+++ DATASET RECORDS

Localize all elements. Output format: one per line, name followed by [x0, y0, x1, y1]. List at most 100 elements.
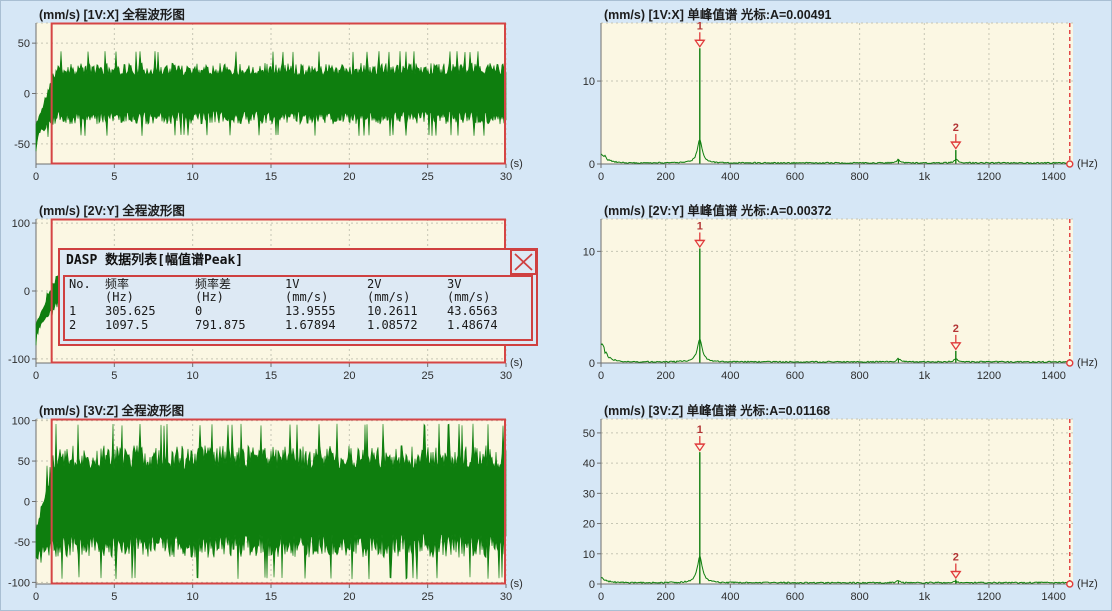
- panel-waveform-3vz: 0 5 10 15 20 25 30 100 50 0 -50 -100 (s) (mm/s) [3V:…: [1, 397, 549, 611]
- axis-label: 1k: [918, 370, 930, 382]
- cursor-handle[interactable]: [1066, 359, 1074, 367]
- axis-label: 1200: [977, 370, 1001, 382]
- axis-label: (s): [510, 357, 523, 369]
- axis-label: 10: [583, 549, 595, 561]
- peak-marker: 2: [950, 552, 962, 580]
- spectrum-chart-3vz[interactable]: 0 200 400 600 800 1k 1200 1400 50 40 30 20 10 0 (Hz) 1 2: [561, 397, 1112, 611]
- peak-number: 1: [697, 424, 703, 436]
- axis-label: 0: [598, 591, 604, 603]
- axis-label: 0: [24, 497, 30, 509]
- close-icon: [514, 253, 533, 271]
- axis-label: 10: [187, 370, 199, 382]
- peak-number: 1: [697, 20, 703, 32]
- spectrum-trace: [600, 554, 1074, 585]
- axis-label: 1k: [918, 591, 930, 603]
- dialog-title: DASP 数据列表[幅值谱Peak]: [66, 253, 244, 268]
- axis-label: 20: [343, 370, 355, 382]
- axis-label: 600: [786, 171, 804, 183]
- axis-label: 200: [656, 171, 674, 183]
- axis-label: (s): [510, 578, 523, 590]
- axis-label: 400: [721, 370, 739, 382]
- axis-label: 1400: [1041, 370, 1065, 382]
- spectrum-chart-1vx[interactable]: 0 200 400 600 800 1k 1200 1400 10 0 (Hz) 1 2: [561, 1, 1112, 196]
- col-no: No.: [69, 278, 91, 291]
- axis-label: 200: [656, 370, 674, 382]
- peak-number: 1: [697, 220, 703, 232]
- chart-title: (mm/s) [1V:X] 全程波形图: [39, 8, 185, 22]
- peak-marker: 1: [694, 220, 706, 249]
- cell: 2: [69, 318, 77, 332]
- axis-label: 0: [589, 159, 595, 171]
- selection-rect[interactable]: [50, 22, 507, 165]
- plot-area: [601, 219, 1073, 363]
- axis-label: 10: [187, 591, 199, 603]
- cell: 10.2611: [367, 304, 418, 318]
- cell: 13.9555: [285, 304, 336, 318]
- chart-title: (mm/s) [2V:Y] 全程波形图: [39, 204, 185, 218]
- axis-label: 50: [18, 38, 30, 50]
- spectrum-trace: [600, 138, 1074, 165]
- peak-number: 2: [953, 122, 959, 134]
- axis-label: 100: [12, 218, 30, 230]
- cell: 43.6563: [447, 304, 498, 318]
- axis-label: 0: [589, 358, 595, 370]
- axis-label: 0: [598, 370, 604, 382]
- axis-label: 0: [589, 579, 595, 591]
- axis-label: -50: [14, 537, 30, 549]
- axis-label: 50: [583, 428, 595, 440]
- waveform-chart-1vx[interactable]: 0 5 10 15 20 25 30 50 0 -50 (s): [1, 1, 549, 196]
- axis-label: (Hz): [1077, 578, 1098, 590]
- peak-marker: 2: [950, 323, 962, 351]
- cell: 0: [195, 304, 203, 318]
- col-2v: 2V (mm/s): [367, 278, 411, 304]
- axis-label: (Hz): [1077, 357, 1098, 369]
- axis-label: 30: [500, 370, 512, 382]
- cell: 1097.5: [105, 318, 149, 332]
- chart-title: (mm/s) [1V:X] 单峰值谱 光标:A=0.00491: [604, 8, 832, 22]
- col-frequency: 频率 (Hz): [105, 278, 134, 304]
- axis-label: (s): [510, 158, 523, 170]
- axis-label: 0: [24, 286, 30, 298]
- axis-label: 10: [187, 171, 199, 183]
- cell: 1: [69, 304, 77, 318]
- table-row[interactable]: 1 305.625 0 13.9555 10.2611 43.6563: [67, 304, 531, 318]
- axis-label: 5: [111, 591, 117, 603]
- chart-title: (mm/s) [3V:Z] 单峰值谱 光标:A=0.01168: [604, 404, 831, 418]
- axis-label: 15: [265, 171, 277, 183]
- axis-label: 600: [786, 591, 804, 603]
- spectrum-trace: [600, 337, 1074, 364]
- waveform-chart-3vz[interactable]: 0 5 10 15 20 25 30 100 50 0 -50 -100 (s): [1, 397, 549, 611]
- axis-label: 10: [583, 76, 595, 88]
- table-row[interactable]: 2 1097.5 791.875 1.67894 1.08572 1.48674: [67, 318, 531, 332]
- cursor-handle[interactable]: [1066, 580, 1074, 588]
- axis-label: 800: [850, 591, 868, 603]
- dasp-data-list-dialog: DASP 数据列表[幅值谱Peak] No. 频率 (Hz) 频率差 (Hz) 1V…: [58, 248, 538, 346]
- cell: 791.875: [195, 318, 246, 332]
- cursor-handle[interactable]: [1066, 160, 1074, 168]
- panel-waveform-1vx: 0 5 10 15 20 25 30 50 0 -50 (s) (mm/s) [1V:X] 全程波形…: [1, 1, 549, 196]
- dialog-table: No. 频率 (Hz) 频率差 (Hz) 1V (mm/s) 2V (mm/s) 3V(…: [63, 275, 533, 341]
- axis-label: 1200: [977, 591, 1001, 603]
- cell: 305.625: [105, 304, 156, 318]
- axis-label: 0: [33, 171, 39, 183]
- axis-label: 25: [422, 171, 434, 183]
- axis-label: 25: [422, 370, 434, 382]
- panel-spectrum-1vx: 0 200 400 600 800 1k 1200 1400 10 0 (Hz) 1 2 (mm/s) …: [561, 1, 1112, 196]
- axis-label: 1200: [977, 171, 1001, 183]
- dialog-titlebar[interactable]: DASP 数据列表[幅值谱Peak]: [60, 250, 536, 272]
- dialog-close-button[interactable]: [510, 249, 537, 275]
- col-3v: 3V (mm/s): [447, 278, 491, 304]
- cell: 1.67894: [285, 318, 336, 332]
- spectrum-chart-2vy[interactable]: 0 200 400 600 800 1k 1200 1400 10 0 (Hz) 1 2: [561, 197, 1112, 396]
- axis-label: 400: [721, 171, 739, 183]
- axis-label: 15: [265, 591, 277, 603]
- axis-label: 30: [583, 488, 595, 500]
- selection-rect[interactable]: [50, 418, 507, 585]
- axis-label: 10: [583, 246, 595, 258]
- axis-label: -50: [14, 139, 30, 151]
- panel-spectrum-3vz: 0 200 400 600 800 1k 1200 1400 50 40 30 20 10 0 (Hz) 1 2…: [561, 397, 1112, 611]
- chart-title: (mm/s) [2V:Y] 单峰值谱 光标:A=0.00372: [604, 204, 832, 218]
- plot-area: [601, 23, 1073, 164]
- axis-label: 0: [33, 591, 39, 603]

++++++

Reproduce all of the lines above word for word, leaving out the picture.

Localize all elements. Output format: one per line, name followed by [x0, y0, x1, y1]. List at most 100 elements.
- panel-waveform-3vz: 0 5 10 15 20 25 30 100 50 0 -50 -100 (s) (mm/s) [3V:…: [1, 397, 549, 611]
- axis-label: 1k: [918, 370, 930, 382]
- cursor-handle[interactable]: [1066, 359, 1074, 367]
- axis-label: 1200: [977, 370, 1001, 382]
- axis-label: (s): [510, 357, 523, 369]
- axis-label: 10: [583, 549, 595, 561]
- peak-marker: 2: [950, 552, 962, 580]
- spectrum-chart-3vz[interactable]: 0 200 400 600 800 1k 1200 1400 50 40 30 20 10 0 (Hz) 1 2: [561, 397, 1112, 611]
- peak-number: 1: [697, 424, 703, 436]
- axis-label: 0: [598, 591, 604, 603]
- axis-label: 0: [24, 497, 30, 509]
- close-icon: [514, 253, 533, 271]
- axis-label: 10: [187, 370, 199, 382]
- peak-number: 1: [697, 20, 703, 32]
- spectrum-trace: [600, 554, 1074, 585]
- axis-label: 1k: [918, 591, 930, 603]
- dialog-title: DASP 数据列表[幅值谱Peak]: [66, 253, 244, 268]
- axis-label: 20: [343, 370, 355, 382]
- axis-label: 600: [786, 171, 804, 183]
- axis-label: 200: [656, 171, 674, 183]
- axis-label: (s): [510, 578, 523, 590]
- axis-label: 400: [721, 370, 739, 382]
- axis-label: 1400: [1041, 370, 1065, 382]
- spectrum-chart-1vx[interactable]: 0 200 400 600 800 1k 1200 1400 10 0 (Hz) 1 2: [561, 1, 1112, 196]
- col-no: No.: [69, 278, 91, 291]
- axis-label: 200: [656, 370, 674, 382]
- peak-number: 1: [697, 220, 703, 232]
- chart-title: (mm/s) [1V:X] 全程波形图: [39, 8, 185, 22]
- peak-marker: 1: [694, 220, 706, 249]
- cell: 2: [69, 318, 77, 332]
- axis-label: 0: [589, 159, 595, 171]
- selection-rect[interactable]: [50, 22, 507, 165]
- plot-area: [601, 219, 1073, 363]
- axis-label: 10: [187, 591, 199, 603]
- cell: 10.2611: [367, 304, 418, 318]
- cell: 13.9555: [285, 304, 336, 318]
- chart-title: (mm/s) [2V:Y] 全程波形图: [39, 204, 185, 218]
- axis-label: 50: [18, 38, 30, 50]
- spectrum-trace: [600, 138, 1074, 165]
- peak-number: 2: [953, 122, 959, 134]
- axis-label: 100: [12, 218, 30, 230]
- cell: 43.6563: [447, 304, 498, 318]
- axis-label: 0: [589, 358, 595, 370]
- axis-label: 0: [598, 370, 604, 382]
- axis-label: 0: [589, 579, 595, 591]
- axis-label: -50: [14, 537, 30, 549]
- axis-label: 50: [583, 428, 595, 440]
- waveform-chart-1vx[interactable]: 0 5 10 15 20 25 30 50 0 -50 (s): [1, 1, 549, 196]
- axis-label: (Hz): [1077, 578, 1098, 590]
- peak-marker: 2: [950, 323, 962, 351]
- cell: 0: [195, 304, 203, 318]
- col-2v: 2V (mm/s): [367, 278, 411, 304]
- axis-label: (Hz): [1077, 357, 1098, 369]
- axis-label: 30: [500, 370, 512, 382]
- cell: 1097.5: [105, 318, 149, 332]
- chart-title: (mm/s) [1V:X] 单峰值谱 光标:A=0.00491: [604, 8, 832, 22]
- col-frequency: 频率 (Hz): [105, 278, 134, 304]
- axis-label: (s): [510, 158, 523, 170]
- axis-label: 0: [24, 286, 30, 298]
- axis-label: 10: [187, 171, 199, 183]
- cell: 1: [69, 304, 77, 318]
- table-row[interactable]: 1 305.625 0 13.9555 10.2611 43.6563: [67, 304, 531, 318]
- axis-label: 5: [111, 591, 117, 603]
- chart-title: (mm/s) [3V:Z] 单峰值谱 光标:A=0.01168: [604, 404, 831, 418]
- axis-label: 15: [265, 171, 277, 183]
- axis-label: 600: [786, 591, 804, 603]
- spectrum-trace: [600, 337, 1074, 364]
- waveform-chart-3vz[interactable]: 0 5 10 15 20 25 30 100 50 0 -50 -100 (s): [1, 397, 549, 611]
- axis-label: 10: [583, 76, 595, 88]
- table-row[interactable]: 2 1097.5 791.875 1.67894 1.08572 1.48674: [67, 318, 531, 332]
- cursor-handle[interactable]: [1066, 580, 1074, 588]
- axis-label: 800: [850, 591, 868, 603]
- dasp-data-list-dialog: DASP 数据列表[幅值谱Peak] No. 频率 (Hz) 频率差 (Hz) 1V…: [58, 248, 538, 346]
- cell: 791.875: [195, 318, 246, 332]
- cursor-handle[interactable]: [1066, 160, 1074, 168]
- panel-waveform-1vx: 0 5 10 15 20 25 30 50 0 -50 (s) (mm/s) [1V:X] 全程波形…: [1, 1, 549, 196]
- dialog-table: No. 频率 (Hz) 频率差 (Hz) 1V (mm/s) 2V (mm/s) 3V(…: [63, 275, 533, 341]
- axis-label: 1200: [977, 591, 1001, 603]
- cell: 305.625: [105, 304, 156, 318]
- axis-label: 0: [33, 171, 39, 183]
- axis-label: 25: [422, 171, 434, 183]
- axis-label: 25: [422, 370, 434, 382]
- panel-spectrum-1vx: 0 200 400 600 800 1k 1200 1400 10 0 (Hz) 1 2 (mm/s) …: [561, 1, 1112, 196]
- axis-label: 1200: [977, 171, 1001, 183]
- dialog-titlebar[interactable]: DASP 数据列表[幅值谱Peak]: [60, 250, 536, 272]
- dialog-close-button[interactable]: [510, 249, 537, 275]
- col-3v: 3V (mm/s): [447, 278, 491, 304]
- cell: 1.67894: [285, 318, 336, 332]
- spectrum-chart-2vy[interactable]: 0 200 400 600 800 1k 1200 1400 10 0 (Hz) 1 2: [561, 197, 1112, 396]
- axis-label: 400: [721, 171, 739, 183]
- axis-label: 15: [265, 591, 277, 603]
- axis-label: 30: [583, 488, 595, 500]
- selection-rect[interactable]: [50, 418, 507, 585]
- axis-label: 10: [583, 246, 595, 258]
- axis-label: -50: [14, 139, 30, 151]
- panel-spectrum-3vz: 0 200 400 600 800 1k 1200 1400 50 40 30 20 10 0 (Hz) 1 2…: [561, 397, 1112, 611]
- chart-title: (mm/s) [2V:Y] 单峰值谱 光标:A=0.00372: [604, 204, 832, 218]
- plot-area: [601, 23, 1073, 164]
- axis-label: 0: [33, 591, 39, 603]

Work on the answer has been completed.